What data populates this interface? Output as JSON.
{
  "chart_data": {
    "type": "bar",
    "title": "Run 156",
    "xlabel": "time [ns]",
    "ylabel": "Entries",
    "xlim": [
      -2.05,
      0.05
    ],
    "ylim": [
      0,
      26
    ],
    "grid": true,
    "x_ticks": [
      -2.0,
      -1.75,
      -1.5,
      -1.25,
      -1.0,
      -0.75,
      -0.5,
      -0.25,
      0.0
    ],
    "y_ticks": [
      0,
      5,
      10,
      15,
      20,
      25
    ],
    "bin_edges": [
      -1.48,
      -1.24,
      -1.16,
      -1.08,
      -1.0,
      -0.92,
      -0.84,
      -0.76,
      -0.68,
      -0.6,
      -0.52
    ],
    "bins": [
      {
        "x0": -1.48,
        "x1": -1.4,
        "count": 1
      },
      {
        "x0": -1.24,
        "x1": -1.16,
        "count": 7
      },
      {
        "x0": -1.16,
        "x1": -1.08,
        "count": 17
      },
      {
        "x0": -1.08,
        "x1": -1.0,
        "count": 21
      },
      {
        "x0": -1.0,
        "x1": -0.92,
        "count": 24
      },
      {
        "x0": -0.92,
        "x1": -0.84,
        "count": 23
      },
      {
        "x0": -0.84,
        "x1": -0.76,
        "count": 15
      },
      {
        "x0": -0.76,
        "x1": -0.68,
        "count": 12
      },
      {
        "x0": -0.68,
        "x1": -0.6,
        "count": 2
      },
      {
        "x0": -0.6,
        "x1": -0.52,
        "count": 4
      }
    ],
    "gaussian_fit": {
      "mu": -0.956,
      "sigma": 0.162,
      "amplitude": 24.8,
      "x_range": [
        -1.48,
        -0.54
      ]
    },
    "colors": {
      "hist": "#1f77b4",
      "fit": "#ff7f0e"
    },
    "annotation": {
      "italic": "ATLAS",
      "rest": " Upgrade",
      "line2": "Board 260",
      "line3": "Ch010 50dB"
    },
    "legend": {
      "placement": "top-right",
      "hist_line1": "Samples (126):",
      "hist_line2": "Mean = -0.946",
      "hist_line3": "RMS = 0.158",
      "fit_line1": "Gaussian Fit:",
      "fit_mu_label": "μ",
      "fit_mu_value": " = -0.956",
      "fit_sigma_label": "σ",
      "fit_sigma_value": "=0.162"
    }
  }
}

==========

*TASK BRIEF*
Reproduce the material verbatim, line by line.

*TASK OUTPUT*
What data populates this interface? Output as JSON.
{
  "chart_data": {
    "type": "bar",
    "title": "Run 156",
    "xlabel": "time [ns]",
    "ylabel": "Entries",
    "xlim": [
      -2.05,
      0.05
    ],
    "ylim": [
      0,
      26
    ],
    "grid": true,
    "x_ticks": [
      -2.0,
      -1.75,
      -1.5,
      -1.25,
      -1.0,
      -0.75,
      -0.5,
      -0.25,
      0.0
    ],
    "y_ticks": [
      0,
      5,
      10,
      15,
      20,
      25
    ],
    "bin_edges": [
      -1.48,
      -1.24,
      -1.16,
      -1.08,
      -1.0,
      -0.92,
      -0.84,
      -0.76,
      -0.68,
      -0.6,
      -0.52
    ],
    "bins": [
      {
        "x0": -1.48,
        "x1": -1.4,
        "count": 1
      },
      {
        "x0": -1.24,
        "x1": -1.16,
        "count": 7
      },
      {
        "x0": -1.16,
        "x1": -1.08,
        "count": 17
      },
      {
        "x0": -1.08,
        "x1": -1.0,
        "count": 21
      },
      {
        "x0": -1.0,
        "x1": -0.92,
        "count": 24
      },
      {
        "x0": -0.92,
        "x1": -0.84,
        "count": 23
      },
      {
        "x0": -0.84,
        "x1": -0.76,
        "count": 15
      },
      {
        "x0": -0.76,
        "x1": -0.68,
        "count": 12
      },
      {
        "x0": -0.68,
        "x1": -0.6,
        "count": 2
      },
      {
        "x0": -0.6,
        "x1": -0.52,
        "count": 4
      }
    ],
    "gaussian_fit": {
      "mu": -0.956,
      "sigma": 0.162,
      "amplitude": 24.8,
      "x_range": [
        -1.48,
        -0.54
      ]
    },
    "colors": {
      "hist": "#1f77b4",
      "fit": "#ff7f0e"
    },
    "annotation": {
      "italic": "ATLAS",
      "rest": " Upgrade",
      "line2": "Board 260",
      "line3": "Ch010 50dB"
    },
    "legend": {
      "placement": "top-right",
      "hist_line1": "Samples (126):",
      "hist_line2": "Mean = -0.946",
      "hist_line3": "RMS = 0.158",
      "fit_line1": "Gaussian Fit:",
      "fit_mu_label": "μ",
      "fit_mu_value": " = -0.956",
      "fit_sigma_label": "σ",
      "fit_sigma_value": "=0.162"
    }
  }
}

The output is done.